▶ Exercise input:
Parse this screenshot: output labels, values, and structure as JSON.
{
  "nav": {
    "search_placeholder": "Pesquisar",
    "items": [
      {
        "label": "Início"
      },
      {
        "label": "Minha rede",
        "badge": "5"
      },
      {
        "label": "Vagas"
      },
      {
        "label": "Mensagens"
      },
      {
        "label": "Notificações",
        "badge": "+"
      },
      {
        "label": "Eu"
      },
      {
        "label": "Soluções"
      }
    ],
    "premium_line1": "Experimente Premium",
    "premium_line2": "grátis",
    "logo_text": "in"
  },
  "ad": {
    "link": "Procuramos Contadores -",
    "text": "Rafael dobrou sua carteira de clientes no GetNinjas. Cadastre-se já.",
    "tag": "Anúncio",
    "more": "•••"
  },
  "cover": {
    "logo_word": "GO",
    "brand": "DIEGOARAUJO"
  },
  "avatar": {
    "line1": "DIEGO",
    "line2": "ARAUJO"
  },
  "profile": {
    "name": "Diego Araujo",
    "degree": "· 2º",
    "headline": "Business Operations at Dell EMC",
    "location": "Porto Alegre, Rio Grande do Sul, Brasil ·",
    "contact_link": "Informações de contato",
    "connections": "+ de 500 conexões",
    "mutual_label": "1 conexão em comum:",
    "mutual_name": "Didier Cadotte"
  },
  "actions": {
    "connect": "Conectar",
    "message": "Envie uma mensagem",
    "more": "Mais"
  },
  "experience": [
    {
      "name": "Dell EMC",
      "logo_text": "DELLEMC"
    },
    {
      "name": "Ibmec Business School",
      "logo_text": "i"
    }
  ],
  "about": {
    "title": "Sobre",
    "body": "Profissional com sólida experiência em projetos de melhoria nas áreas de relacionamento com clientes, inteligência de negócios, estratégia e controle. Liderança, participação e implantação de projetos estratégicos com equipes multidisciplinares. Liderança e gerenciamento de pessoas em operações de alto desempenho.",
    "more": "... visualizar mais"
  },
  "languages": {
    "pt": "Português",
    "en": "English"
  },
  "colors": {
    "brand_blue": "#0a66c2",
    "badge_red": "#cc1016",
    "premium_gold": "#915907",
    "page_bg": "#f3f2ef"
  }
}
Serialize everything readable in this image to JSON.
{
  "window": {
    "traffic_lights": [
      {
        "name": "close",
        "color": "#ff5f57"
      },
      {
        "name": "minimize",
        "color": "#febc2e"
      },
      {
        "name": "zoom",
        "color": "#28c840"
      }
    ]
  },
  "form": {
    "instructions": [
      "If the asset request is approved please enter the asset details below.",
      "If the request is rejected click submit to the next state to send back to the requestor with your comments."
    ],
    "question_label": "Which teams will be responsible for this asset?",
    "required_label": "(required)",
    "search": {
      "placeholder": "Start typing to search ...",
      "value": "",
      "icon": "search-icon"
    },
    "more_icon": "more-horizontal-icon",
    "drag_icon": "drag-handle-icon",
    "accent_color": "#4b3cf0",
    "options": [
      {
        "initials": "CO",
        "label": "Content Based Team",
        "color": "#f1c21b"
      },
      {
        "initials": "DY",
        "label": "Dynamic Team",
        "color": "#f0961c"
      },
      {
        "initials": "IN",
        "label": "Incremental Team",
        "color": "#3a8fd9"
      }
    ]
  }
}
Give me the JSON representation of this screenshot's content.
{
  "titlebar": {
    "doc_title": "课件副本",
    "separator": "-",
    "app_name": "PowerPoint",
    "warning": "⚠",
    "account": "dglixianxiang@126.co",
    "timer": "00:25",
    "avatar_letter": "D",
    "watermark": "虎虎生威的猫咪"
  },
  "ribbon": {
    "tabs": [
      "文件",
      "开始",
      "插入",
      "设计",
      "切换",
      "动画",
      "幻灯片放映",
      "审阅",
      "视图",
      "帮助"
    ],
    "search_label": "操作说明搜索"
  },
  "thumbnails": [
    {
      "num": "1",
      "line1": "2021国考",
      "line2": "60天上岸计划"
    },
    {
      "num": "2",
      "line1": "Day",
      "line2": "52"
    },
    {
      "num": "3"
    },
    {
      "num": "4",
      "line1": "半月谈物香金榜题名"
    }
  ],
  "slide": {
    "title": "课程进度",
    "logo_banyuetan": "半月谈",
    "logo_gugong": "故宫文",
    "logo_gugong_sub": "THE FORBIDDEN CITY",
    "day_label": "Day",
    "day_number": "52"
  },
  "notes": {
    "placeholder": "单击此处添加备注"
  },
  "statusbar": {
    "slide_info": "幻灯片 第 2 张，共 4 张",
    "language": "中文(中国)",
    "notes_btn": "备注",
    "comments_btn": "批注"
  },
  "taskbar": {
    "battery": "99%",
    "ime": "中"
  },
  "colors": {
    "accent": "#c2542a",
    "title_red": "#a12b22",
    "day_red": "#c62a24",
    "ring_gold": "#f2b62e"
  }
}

▶ Task statement: Every line above should be written out again exactly as it stands.

▶ Solution for this problem:
Parse this screenshot: output labels, values, and structure as JSON.
{
  "nav": {
    "search_placeholder": "Pesquisar",
    "items": [
      {
        "label": "Início"
      },
      {
        "label": "Minha rede",
        "badge": "5"
      },
      {
        "label": "Vagas"
      },
      {
        "label": "Mensagens"
      },
      {
        "label": "Notificações",
        "badge": "+"
      },
      {
        "label": "Eu"
      },
      {
        "label": "Soluções"
      }
    ],
    "premium_line1": "Experimente Premium",
    "premium_line2": "grátis",
    "logo_text": "in"
  },
  "ad": {
    "link": "Procuramos Contadores -",
    "text": "Rafael dobrou sua carteira de clientes no GetNinjas. Cadastre-se já.",
    "tag": "Anúncio",
    "more": "•••"
  },
  "cover": {
    "logo_word": "GO",
    "brand": "DIEGOARAUJO"
  },
  "avatar": {
    "line1": "DIEGO",
    "line2": "ARAUJO"
  },
  "profile": {
    "name": "Diego Araujo",
    "degree": "· 2º",
    "headline": "Business Operations at Dell EMC",
    "location": "Porto Alegre, Rio Grande do Sul, Brasil ·",
    "contact_link": "Informações de contato",
    "connections": "+ de 500 conexões",
    "mutual_label": "1 conexão em comum:",
    "mutual_name": "Didier Cadotte"
  },
  "actions": {
    "connect": "Conectar",
    "message": "Envie uma mensagem",
    "more": "Mais"
  },
  "experience": [
    {
      "name": "Dell EMC",
      "logo_text": "DELLEMC"
    },
    {
      "name": "Ibmec Business School",
      "logo_text": "i"
    }
  ],
  "about": {
    "title": "Sobre",
    "body": "Profissional com sólida experiência em projetos de melhoria nas áreas de relacionamento com clientes, inteligência de negócios, estratégia e controle. Liderança, participação e implantação de projetos estratégicos com equipes multidisciplinares. Liderança e gerenciamento de pessoas em operações de alto desempenho.",
    "more": "... visualizar mais"
  },
  "languages": {
    "pt": "Português",
    "en": "English"
  },
  "colors": {
    "brand_blue": "#0a66c2",
    "badge_red": "#cc1016",
    "premium_gold": "#915907",
    "page_bg": "#f3f2ef"
  }
}
Serialize everything readable in this image to JSON.
{
  "window": {
    "traffic_lights": [
      {
        "name": "close",
        "color": "#ff5f57"
      },
      {
        "name": "minimize",
        "color": "#febc2e"
      },
      {
        "name": "zoom",
        "color": "#28c840"
      }
    ]
  },
  "form": {
    "instructions": [
      "If the asset request is approved please enter the asset details below.",
      "If the request is rejected click submit to the next state to send back to the requestor with your comments."
    ],
    "question_label": "Which teams will be responsible for this asset?",
    "required_label": "(required)",
    "search": {
      "placeholder": "Start typing to search ...",
      "value": "",
      "icon": "search-icon"
    },
    "more_icon": "more-horizontal-icon",
    "drag_icon": "drag-handle-icon",
    "accent_color": "#4b3cf0",
    "options": [
      {
        "initials": "CO",
        "label": "Content Based Team",
        "color": "#f1c21b"
      },
      {
        "initials": "DY",
        "label": "Dynamic Team",
        "color": "#f0961c"
      },
      {
        "initials": "IN",
        "label": "Incremental Team",
        "color": "#3a8fd9"
      }
    ]
  }
}
Give me the JSON representation of this screenshot's content.
{
  "titlebar": {
    "doc_title": "课件副本",
    "separator": "-",
    "app_name": "PowerPoint",
    "warning": "⚠",
    "account": "dglixianxiang@126.co",
    "timer": "00:25",
    "avatar_letter": "D",
    "watermark": "虎虎生威的猫咪"
  },
  "ribbon": {
    "tabs": [
      "文件",
      "开始",
      "插入",
      "设计",
      "切换",
      "动画",
      "幻灯片放映",
      "审阅",
      "视图",
      "帮助"
    ],
    "search_label": "操作说明搜索"
  },
  "thumbnails": [
    {
      "num": "1",
      "line1": "2021国考",
      "line2": "60天上岸计划"
    },
    {
      "num": "2",
      "line1": "Day",
      "line2": "52"
    },
    {
      "num": "3"
    },
    {
      "num": "4",
      "line1": "半月谈物香金榜题名"
    }
  ],
  "slide": {
    "title": "课程进度",
    "logo_banyuetan": "半月谈",
    "logo_gugong": "故宫文",
    "logo_gugong_sub": "THE FORBIDDEN CITY",
    "day_label": "Day",
    "day_number": "52"
  },
  "notes": {
    "placeholder": "单击此处添加备注"
  },
  "statusbar": {
    "slide_info": "幻灯片 第 2 张，共 4 张",
    "language": "中文(中国)",
    "notes_btn": "备注",
    "comments_btn": "批注"
  },
  "taskbar": {
    "battery": "99%",
    "ime": "中"
  },
  "colors": {
    "accent": "#c2542a",
    "title_red": "#a12b22",
    "day_red": "#c62a24",
    "ring_gold": "#f2b62e"
  }
}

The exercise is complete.